**Problem:** Extract the full listing verbatim and drop any pictures from your copy.

**Data for this exercise:**
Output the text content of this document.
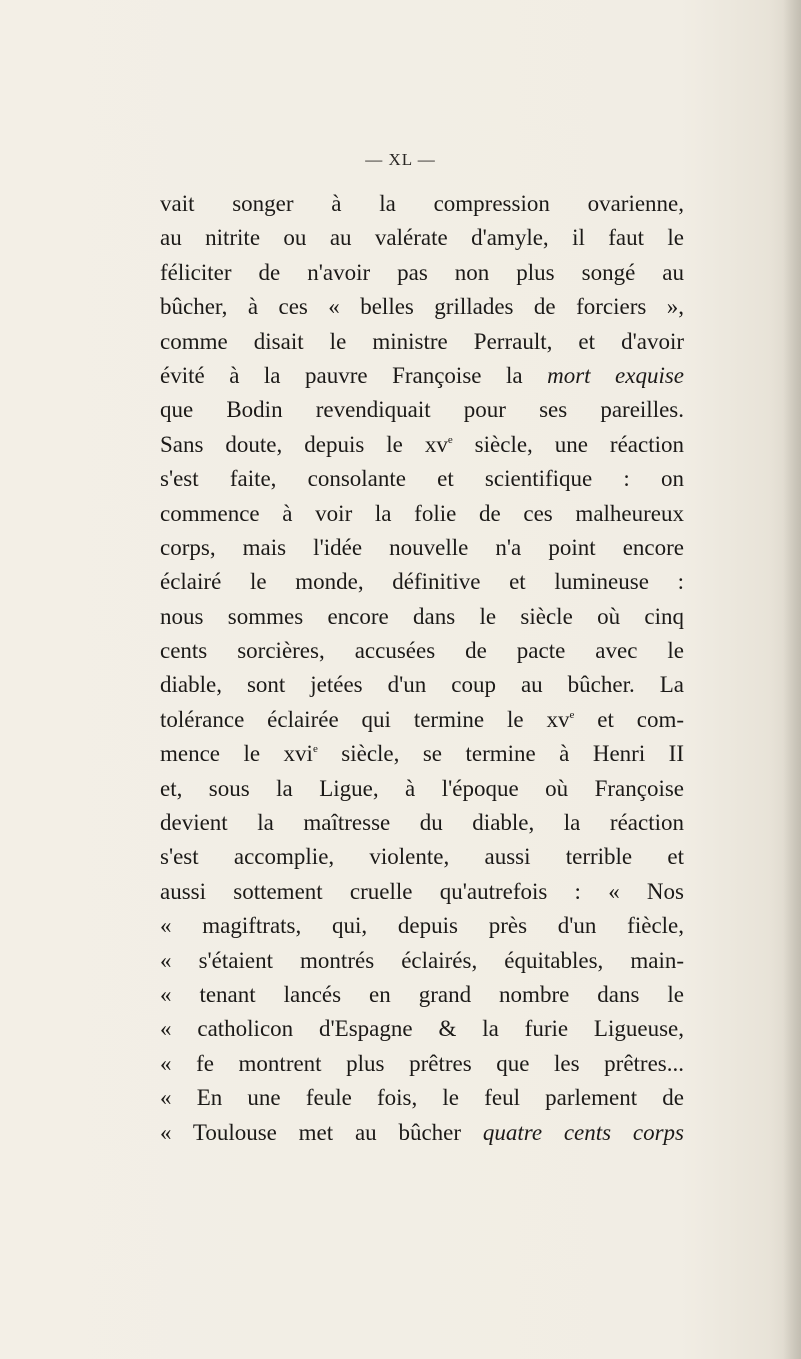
— XL —
vait songer à la compression ovarienne,
au nitrite ou au valérate d'amyle, il faut le
féliciter de n'avoir pas non plus songé au
bûcher, à ces « belles grillades de forciers »,
comme disait le ministre Perrault, et d'avoir
évité à la pauvre Françoise la mort exquise
que Bodin revendiquait pour ses pareilles.
Sans doute, depuis le $xv^e$ siècle, une réaction
s'est faite, consolante et scientifique : on
commence à voir la folie de ces malheureux
corps, mais l'idée nouvelle n'a point encore
éclairé le monde, définitive et lumineuse :
nous sommes encore dans le siècle où cinq
cents sorcières, accusées de pacte avec le
diable, sont jetées d'un coup au bûcher. La
tolérance éclairée qui termine le $xv^e$ et com-
mence le xvi$^e$ siècle, se termine à Henri II
et, sous la Ligue, à l'époque où Françoise
devient la maîtresse du diable, la réaction
s'est accomplie, violente, aussi terrible et
aussi sottement cruelle qu'autrefois : « Nos
« magiftrats, qui, depuis près d'un fiècle,
« s'étaient montrés éclairés, équitables, main-
« tenant lancés en grand nombre dans le
« catholicon d'Espagne & la furie Ligueuse,
« fe montrent plus prêtres que les prêtres...
« En une feule fois, le feul parlement de
« Toulouse met au bûcher quatre cents corps
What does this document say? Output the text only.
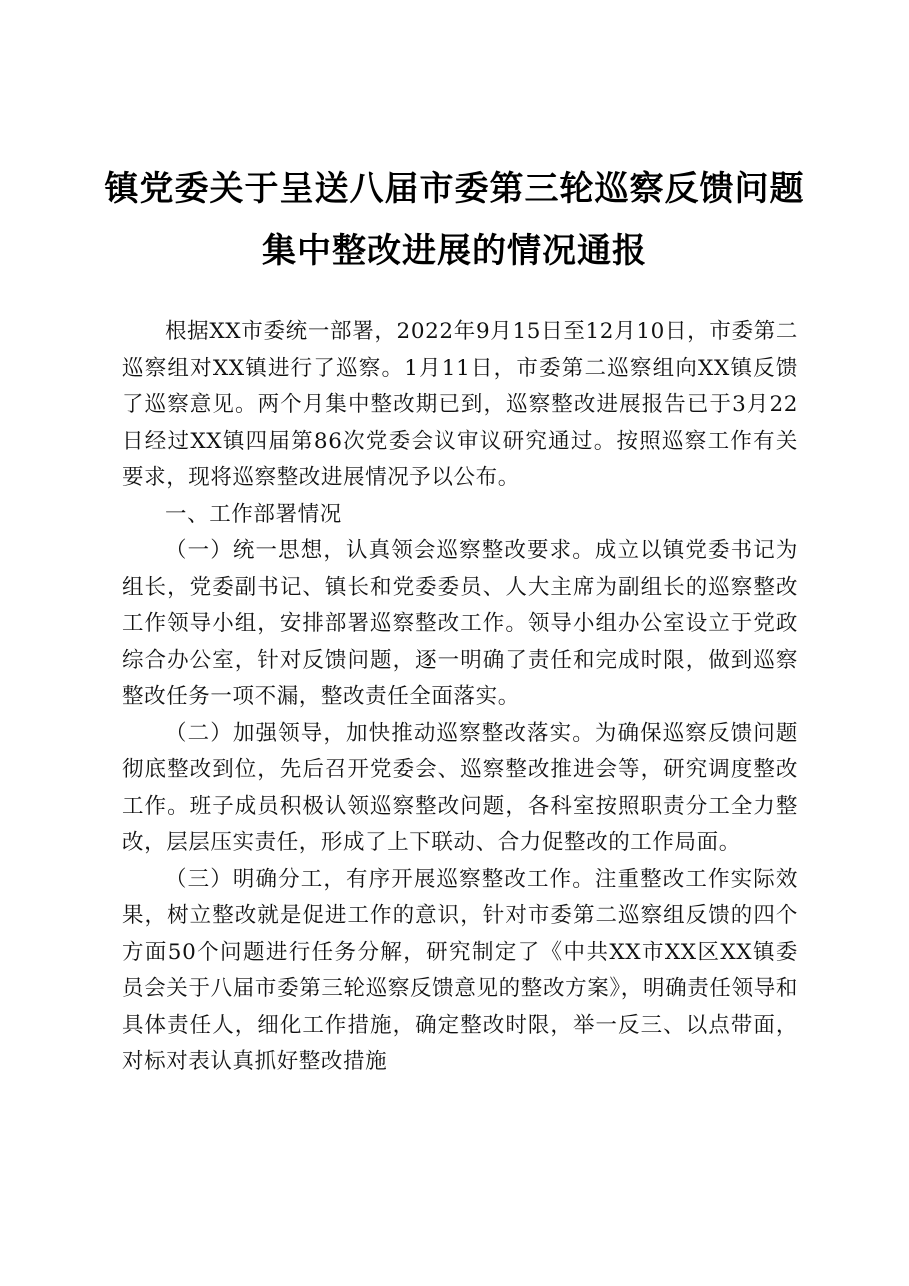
镇党委关于呈送八届市委第三轮巡察反馈问题
集中整改进展的情况通报

根据XX市委统一部署，2022年9月15日至12月10日，市委第二巡察组对XX镇进行了巡察。1月11日，市委第二巡察组向XX镇反馈了巡察意见。两个月集中整改期已到，巡察整改进展报告已于3月22日经过XX镇四届第86次党委会议审议研究通过。按照巡察工作有关要求，现将巡察整改进展情况予以公布。

一、工作部署情况

（一）统一思想，认真领会巡察整改要求。成立以镇党委书记为组长，党委副书记、镇长和党委委员、人大主席为副组长的巡察整改工作领导小组，安排部署巡察整改工作。领导小组办公室设立于党政综合办公室，针对反馈问题，逐一明确了责任和完成时限，做到巡察整改任务一项不漏，整改责任全面落实。

（二）加强领导，加快推动巡察整改落实。为确保巡察反馈问题彻底整改到位，先后召开党委会、巡察整改推进会等，研究调度整改工作。班子成员积极认领巡察整改问题，各科室按照职责分工全力整改，层层压实责任，形成了上下联动、合力促整改的工作局面。

（三）明确分工，有序开展巡察整改工作。注重整改工作实际效果，树立整改就是促进工作的意识，针对市委第二巡察组反馈的四个方面50个问题进行任务分解，研究制定了《中共XX市XX区XX镇委员会关于八届市委第三轮巡察反馈意见的整改方案》，明确责任领导和具体责任人，细化工作措施，确定整改时限，举一反三、以点带面，对标对表认真抓好整改措施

**Final answer:**
Output the text content of this document.
— XL —
vait songer à la compression ovarienne,
au nitrite ou au valérate d'amyle, il faut le
féliciter de n'avoir pas non plus songé au
bûcher, à ces « belles grillades de forciers »,
comme disait le ministre Perrault, et d'avoir
évité à la pauvre Françoise la mort exquise
que Bodin revendiquait pour ses pareilles.
Sans doute, depuis le $xv^e$ siècle, une réaction
s'est faite, consolante et scientifique : on
commence à voir la folie de ces malheureux
corps, mais l'idée nouvelle n'a point encore
éclairé le monde, définitive et lumineuse :
nous sommes encore dans le siècle où cinq
cents sorcières, accusées de pacte avec le
diable, sont jetées d'un coup au bûcher. La
tolérance éclairée qui termine le $xv^e$ et com-
mence le xvi$^e$ siècle, se termine à Henri II
et, sous la Ligue, à l'époque où Françoise
devient la maîtresse du diable, la réaction
s'est accomplie, violente, aussi terrible et
aussi sottement cruelle qu'autrefois : « Nos
« magiftrats, qui, depuis près d'un fiècle,
« s'étaient montrés éclairés, équitables, main-
« tenant lancés en grand nombre dans le
« catholicon d'Espagne & la furie Ligueuse,
« fe montrent plus prêtres que les prêtres...
« En une feule fois, le feul parlement de
« Toulouse met au bûcher quatre cents corps
What does this document say? Output the text only.
镇党委关于呈送八届市委第三轮巡察反馈问题
集中整改进展的情况通报

根据XX市委统一部署，2022年9月15日至12月10日，市委第二巡察组对XX镇进行了巡察。1月11日，市委第二巡察组向XX镇反馈了巡察意见。两个月集中整改期已到，巡察整改进展报告已于3月22日经过XX镇四届第86次党委会议审议研究通过。按照巡察工作有关要求，现将巡察整改进展情况予以公布。

一、工作部署情况

（一）统一思想，认真领会巡察整改要求。成立以镇党委书记为组长，党委副书记、镇长和党委委员、人大主席为副组长的巡察整改工作领导小组，安排部署巡察整改工作。领导小组办公室设立于党政综合办公室，针对反馈问题，逐一明确了责任和完成时限，做到巡察整改任务一项不漏，整改责任全面落实。

（二）加强领导，加快推动巡察整改落实。为确保巡察反馈问题彻底整改到位，先后召开党委会、巡察整改推进会等，研究调度整改工作。班子成员积极认领巡察整改问题，各科室按照职责分工全力整改，层层压实责任，形成了上下联动、合力促整改的工作局面。

（三）明确分工，有序开展巡察整改工作。注重整改工作实际效果，树立整改就是促进工作的意识，针对市委第二巡察组反馈的四个方面50个问题进行任务分解，研究制定了《中共XX市XX区XX镇委员会关于八届市委第三轮巡察反馈意见的整改方案》，明确责任领导和具体责任人，细化工作措施，确定整改时限，举一反三、以点带面，对标对表认真抓好整改措施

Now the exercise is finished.